Repeat each entry word for word. Leave any images out of the copy.
*** Listed entries
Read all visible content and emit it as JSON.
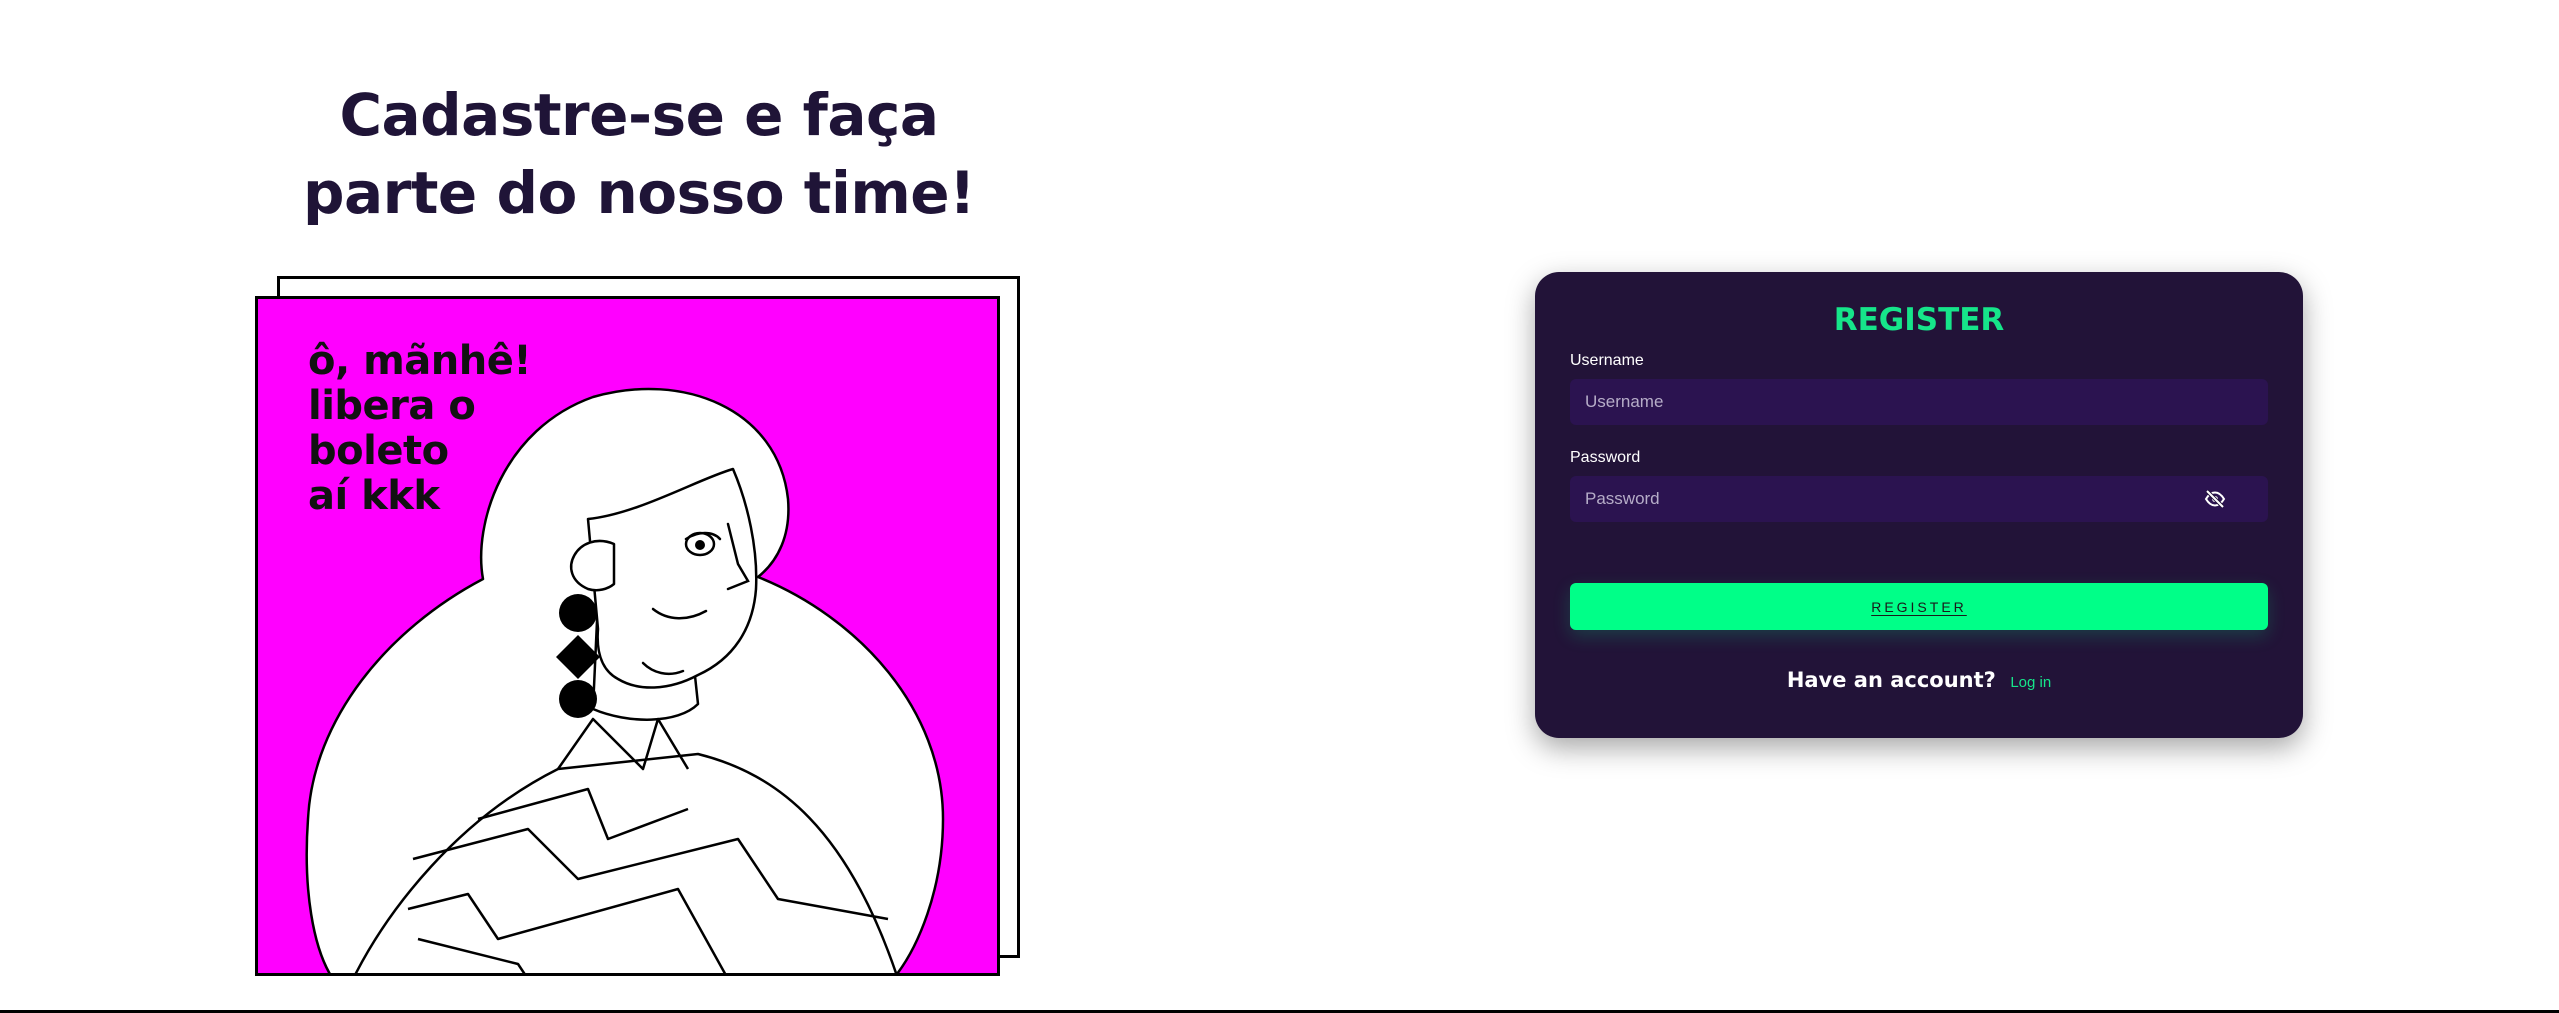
{
  "hero": {
    "headline_line1": "Cadastre-se e faça",
    "headline_line2": "parte do nosso time!"
  },
  "illustration": {
    "quote_line1": "ô, mãnhê!",
    "quote_line2": "libera o",
    "quote_line3": "boleto",
    "quote_line4": "aí kkk",
    "background_color": "#ff00ff"
  },
  "register_form": {
    "title": "REGISTER",
    "username_label": "Username",
    "username_placeholder": "Username",
    "username_value": "",
    "password_label": "Password",
    "password_placeholder": "Password",
    "password_value": "",
    "password_toggle_icon": "eye-slash-icon",
    "submit_label": "REGISTER",
    "have_account_text": "Have an account?",
    "login_link_label": "Log in"
  },
  "colors": {
    "card_background": "#221338",
    "input_background": "#2b1350",
    "accent_green": "#00ff88",
    "title_green": "#16e58a",
    "headline": "#1f1437"
  }
}
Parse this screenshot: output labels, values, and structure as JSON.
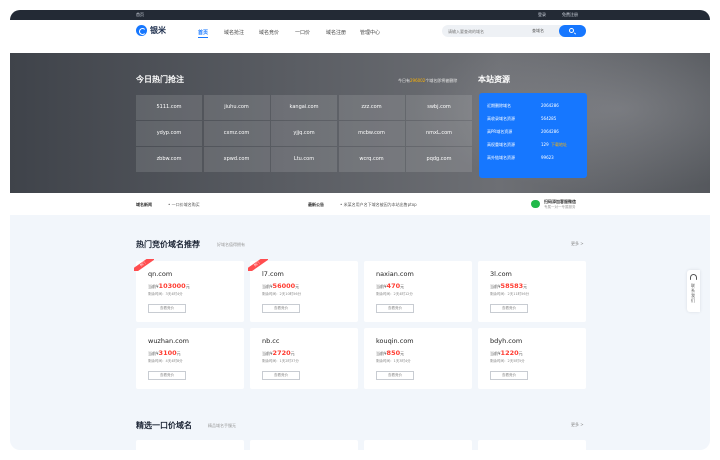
{
  "topbar": {
    "home": "首页",
    "login": "登录",
    "register": "免费注册"
  },
  "brand": {
    "name": "银米",
    "accent": "#1677ff"
  },
  "nav": [
    "首页",
    "域名抢注",
    "域名竞价",
    "一口价",
    "域名注册",
    "管理中心"
  ],
  "search": {
    "placeholder": "请输入要查询的域名",
    "type": "查域名"
  },
  "hero": {
    "title": "今日热门抢注",
    "stat_prefix": "今日有",
    "stat_count": "296002",
    "stat_suffix": "个域名即将被删除",
    "resource_title": "本站资源",
    "domains": [
      "5111.com",
      "jiuhu.com",
      "kangai.com",
      "zzz.com",
      "swbj.com",
      "ydyp.com",
      "cxmz.com",
      "yjjq.com",
      "mcbw.com",
      "nmxL.com",
      "zbbw.com",
      "xpwd.com",
      "Ltu.com",
      "wcrq.com",
      "pqdg.com"
    ],
    "resources": [
      {
        "label": "近期删除域名",
        "count": "2064286",
        "pct": ""
      },
      {
        "label": "高收录域名资源",
        "count": "564285",
        "pct": ""
      },
      {
        "label": "高PR域名资源",
        "count": "2064286",
        "pct": ""
      },
      {
        "label": "高权重域名资源",
        "count": "129",
        "pct": "下载地址"
      },
      {
        "label": "高外链域名资源",
        "count": "99623",
        "pct": ""
      }
    ]
  },
  "news": {
    "label1": "域名新闻",
    "item1": "• 一口价域名购买",
    "label2": "最新公告",
    "item2": "• 米某名用户名下域名被因为本站出售ptop",
    "wechat_main": "扫码添加客服微信",
    "wechat_sub": "专属一对一专属服务"
  },
  "auction": {
    "title": "热门竞价域名推荐",
    "sub": "好域名值得拥有",
    "more": "更多 >",
    "button": "查看竞价",
    "cards": [
      {
        "name": "qn.com",
        "price_prefix": "当前¥",
        "price": "103000",
        "unit": "元",
        "time": "剩余时间：3天4时4分",
        "hot": "热门"
      },
      {
        "name": "l7.com",
        "price_prefix": "当前¥",
        "price": "56000",
        "unit": "元",
        "time": "剩余时间：2天10时56分",
        "hot": "热门"
      },
      {
        "name": "naxian.com",
        "price_prefix": "当前¥",
        "price": "470",
        "unit": "元",
        "time": "剩余时间：2天4时12分",
        "hot": ""
      },
      {
        "name": "3l.com",
        "price_prefix": "当前¥",
        "price": "58583",
        "unit": "元",
        "time": "剩余时间：2天11时56分",
        "hot": ""
      },
      {
        "name": "wuzhan.com",
        "price_prefix": "当前¥",
        "price": "3100",
        "unit": "元",
        "time": "剩余时间：4天4时8分",
        "hot": ""
      },
      {
        "name": "nb.cc",
        "price_prefix": "当前¥",
        "price": "2720",
        "unit": "元",
        "time": "剩余时间：1天2时37分",
        "hot": ""
      },
      {
        "name": "kouqin.com",
        "price_prefix": "当前¥",
        "price": "850",
        "unit": "元",
        "time": "剩余时间：1天3时4分",
        "hot": ""
      },
      {
        "name": "bdyh.com",
        "price_prefix": "当前¥",
        "price": "1220",
        "unit": "元",
        "time": "剩余时间：2天5时5分",
        "hot": ""
      }
    ]
  },
  "fixed": {
    "title": "精选一口价域名",
    "sub": "精品域名手慢无",
    "more": "更多 >"
  },
  "float_tool": {
    "text": "联系我们"
  }
}
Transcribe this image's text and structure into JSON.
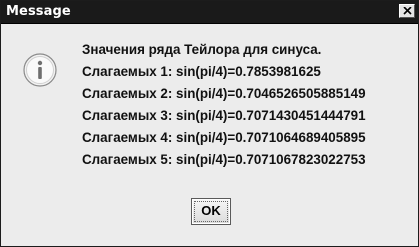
{
  "window": {
    "title": "Message",
    "close_icon": "close-icon"
  },
  "message": {
    "icon": "info-icon",
    "lines": [
      "Значения ряда Тейлора для синуса.",
      "Слагаемых 1:  sin(pi/4)=0.7853981625",
      "Слагаемых 2:  sin(pi/4)=0.7046526505885149",
      "Слагаемых 3:  sin(pi/4)=0.7071430451444791",
      "Слагаемых 4:  sin(pi/4)=0.7071064689405895",
      "Слагаемых 5:  sin(pi/4)=0.7071067823022753"
    ]
  },
  "buttons": {
    "ok_label": "OK"
  }
}
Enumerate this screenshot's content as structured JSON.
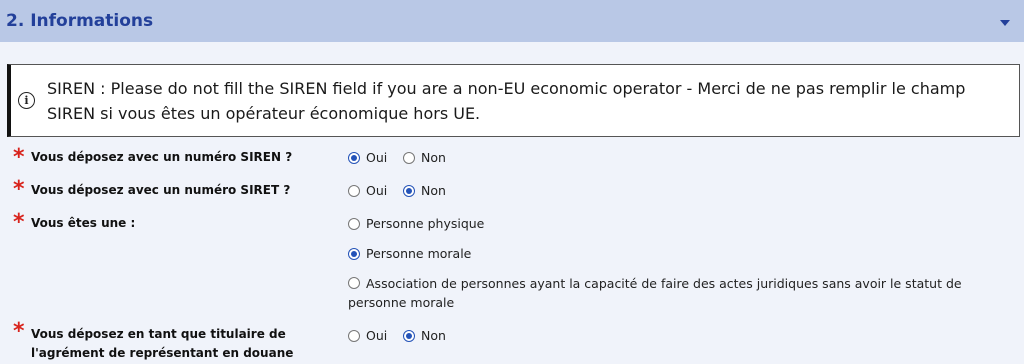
{
  "section": {
    "title": "2. Informations",
    "toggle_icon": "caret-down-icon"
  },
  "notice": {
    "icon": "info-circle-icon",
    "text": "SIREN : Please do not fill the SIREN field if you are a non-EU economic operator - Merci de ne pas remplir le champ SIREN si vous êtes un opérateur économique hors UE."
  },
  "required_marker": "*",
  "questions": [
    {
      "label": "Vous déposez avec un numéro SIREN ?",
      "options": [
        {
          "label": "Oui",
          "checked": true
        },
        {
          "label": "Non",
          "checked": false
        }
      ]
    },
    {
      "label": "Vous déposez avec un numéro SIRET ?",
      "options": [
        {
          "label": "Oui",
          "checked": false
        },
        {
          "label": "Non",
          "checked": true
        }
      ]
    },
    {
      "label": "Vous êtes une :",
      "options": [
        {
          "label": "Personne physique",
          "checked": false
        },
        {
          "label": "Personne morale",
          "checked": true
        },
        {
          "label": "Association de personnes ayant la capacité de faire des actes juridiques sans avoir le statut de personne morale",
          "checked": false
        }
      ]
    },
    {
      "label": "Vous déposez en tant que titulaire de l'agrément de représentant en douane",
      "options": [
        {
          "label": "Oui",
          "checked": false
        },
        {
          "label": "Non",
          "checked": true
        }
      ]
    }
  ],
  "colors": {
    "header_bg": "#b9c8e6",
    "header_text": "#23409a",
    "required": "#d8231c",
    "radio_checked": "#2453b8"
  }
}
******
Full response:
Read all visible content and emit it as JSON.
{
  "hero": {
    "headline_line1": "Cadastre-se e faça",
    "headline_line2": "parte do nosso time!"
  },
  "illustration": {
    "quote_line1": "ô, mãnhê!",
    "quote_line2": "libera o",
    "quote_line3": "boleto",
    "quote_line4": "aí kkk",
    "background_color": "#ff00ff"
  },
  "register_form": {
    "title": "REGISTER",
    "username_label": "Username",
    "username_placeholder": "Username",
    "username_value": "",
    "password_label": "Password",
    "password_placeholder": "Password",
    "password_value": "",
    "password_toggle_icon": "eye-slash-icon",
    "submit_label": "REGISTER",
    "have_account_text": "Have an account?",
    "login_link_label": "Log in"
  },
  "colors": {
    "card_background": "#221338",
    "input_background": "#2b1350",
    "accent_green": "#00ff88",
    "title_green": "#16e58a",
    "headline": "#1f1437"
  }
}
Parse this screenshot: output labels, values, and structure as JSON.
{
  "topbar": {
    "home": "首页",
    "login": "登录",
    "register": "免费注册"
  },
  "brand": {
    "name": "银米",
    "accent": "#1677ff"
  },
  "nav": [
    "首页",
    "域名抢注",
    "域名竞价",
    "一口价",
    "域名注册",
    "管理中心"
  ],
  "search": {
    "placeholder": "请输入要查询的域名",
    "type": "查域名"
  },
  "hero": {
    "title": "今日热门抢注",
    "stat_prefix": "今日有",
    "stat_count": "296002",
    "stat_suffix": "个域名即将被删除",
    "resource_title": "本站资源",
    "domains": [
      "5111.com",
      "jiuhu.com",
      "kangai.com",
      "zzz.com",
      "swbj.com",
      "ydyp.com",
      "cxmz.com",
      "yjjq.com",
      "mcbw.com",
      "nmxL.com",
      "zbbw.com",
      "xpwd.com",
      "Ltu.com",
      "wcrq.com",
      "pqdg.com"
    ],
    "resources": [
      {
        "label": "近期删除域名",
        "count": "2064286",
        "pct": ""
      },
      {
        "label": "高收录域名资源",
        "count": "564285",
        "pct": ""
      },
      {
        "label": "高PR域名资源",
        "count": "2064286",
        "pct": ""
      },
      {
        "label": "高权重域名资源",
        "count": "129",
        "pct": "下载地址"
      },
      {
        "label": "高外链域名资源",
        "count": "99623",
        "pct": ""
      }
    ]
  },
  "news": {
    "label1": "域名新闻",
    "item1": "• 一口价域名购买",
    "label2": "最新公告",
    "item2": "• 米某名用户名下域名被因为本站出售ptop",
    "wechat_main": "扫码添加客服微信",
    "wechat_sub": "专属一对一专属服务"
  },
  "auction": {
    "title": "热门竞价域名推荐",
    "sub": "好域名值得拥有",
    "more": "更多 >",
    "button": "查看竞价",
    "cards": [
      {
        "name": "qn.com",
        "price_prefix": "当前¥",
        "price": "103000",
        "unit": "元",
        "time": "剩余时间：3天4时4分",
        "hot": "热门"
      },
      {
        "name": "l7.com",
        "price_prefix": "当前¥",
        "price": "56000",
        "unit": "元",
        "time": "剩余时间：2天10时56分",
        "hot": "热门"
      },
      {
        "name": "naxian.com",
        "price_prefix": "当前¥",
        "price": "470",
        "unit": "元",
        "time": "剩余时间：2天4时12分",
        "hot": ""
      },
      {
        "name": "3l.com",
        "price_prefix": "当前¥",
        "price": "58583",
        "unit": "元",
        "time": "剩余时间：2天11时56分",
        "hot": ""
      },
      {
        "name": "wuzhan.com",
        "price_prefix": "当前¥",
        "price": "3100",
        "unit": "元",
        "time": "剩余时间：4天4时8分",
        "hot": ""
      },
      {
        "name": "nb.cc",
        "price_prefix": "当前¥",
        "price": "2720",
        "unit": "元",
        "time": "剩余时间：1天2时37分",
        "hot": ""
      },
      {
        "name": "kouqin.com",
        "price_prefix": "当前¥",
        "price": "850",
        "unit": "元",
        "time": "剩余时间：1天3时4分",
        "hot": ""
      },
      {
        "name": "bdyh.com",
        "price_prefix": "当前¥",
        "price": "1220",
        "unit": "元",
        "time": "剩余时间：2天5时5分",
        "hot": ""
      }
    ]
  },
  "fixed": {
    "title": "精选一口价域名",
    "sub": "精品域名手慢无",
    "more": "更多 >"
  },
  "float_tool": {
    "text": "联系我们"
  }
}
Transcribe this image's text and structure into JSON.
{
  "window": {
    "title": "Message",
    "close_icon": "close-icon"
  },
  "message": {
    "icon": "info-icon",
    "lines": [
      "Значения ряда Тейлора для синуса.",
      "Слагаемых 1:  sin(pi/4)=0.7853981625",
      "Слагаемых 2:  sin(pi/4)=0.7046526505885149",
      "Слагаемых 3:  sin(pi/4)=0.7071430451444791",
      "Слагаемых 4:  sin(pi/4)=0.7071064689405895",
      "Слагаемых 5:  sin(pi/4)=0.7071067823022753"
    ]
  },
  "buttons": {
    "ok_label": "OK"
  }
}
Enumerate this screenshot's content as structured JSON.
{
  "section": {
    "title": "2. Informations",
    "toggle_icon": "caret-down-icon"
  },
  "notice": {
    "icon": "info-circle-icon",
    "text": "SIREN : Please do not fill the SIREN field if you are a non-EU economic operator - Merci de ne pas remplir le champ SIREN si vous êtes un opérateur économique hors UE."
  },
  "required_marker": "*",
  "questions": [
    {
      "label": "Vous déposez avec un numéro SIREN ?",
      "options": [
        {
          "label": "Oui",
          "checked": true
        },
        {
          "label": "Non",
          "checked": false
        }
      ]
    },
    {
      "label": "Vous déposez avec un numéro SIRET ?",
      "options": [
        {
          "label": "Oui",
          "checked": false
        },
        {
          "label": "Non",
          "checked": true
        }
      ]
    },
    {
      "label": "Vous êtes une :",
      "options": [
        {
          "label": "Personne physique",
          "checked": false
        },
        {
          "label": "Personne morale",
          "checked": true
        },
        {
          "label": "Association de personnes ayant la capacité de faire des actes juridiques sans avoir le statut de personne morale",
          "checked": false
        }
      ]
    },
    {
      "label": "Vous déposez en tant que titulaire de l'agrément de représentant en douane",
      "options": [
        {
          "label": "Oui",
          "checked": false
        },
        {
          "label": "Non",
          "checked": true
        }
      ]
    }
  ],
  "colors": {
    "header_bg": "#b9c8e6",
    "header_text": "#23409a",
    "required": "#d8231c",
    "radio_checked": "#2453b8"
  }
}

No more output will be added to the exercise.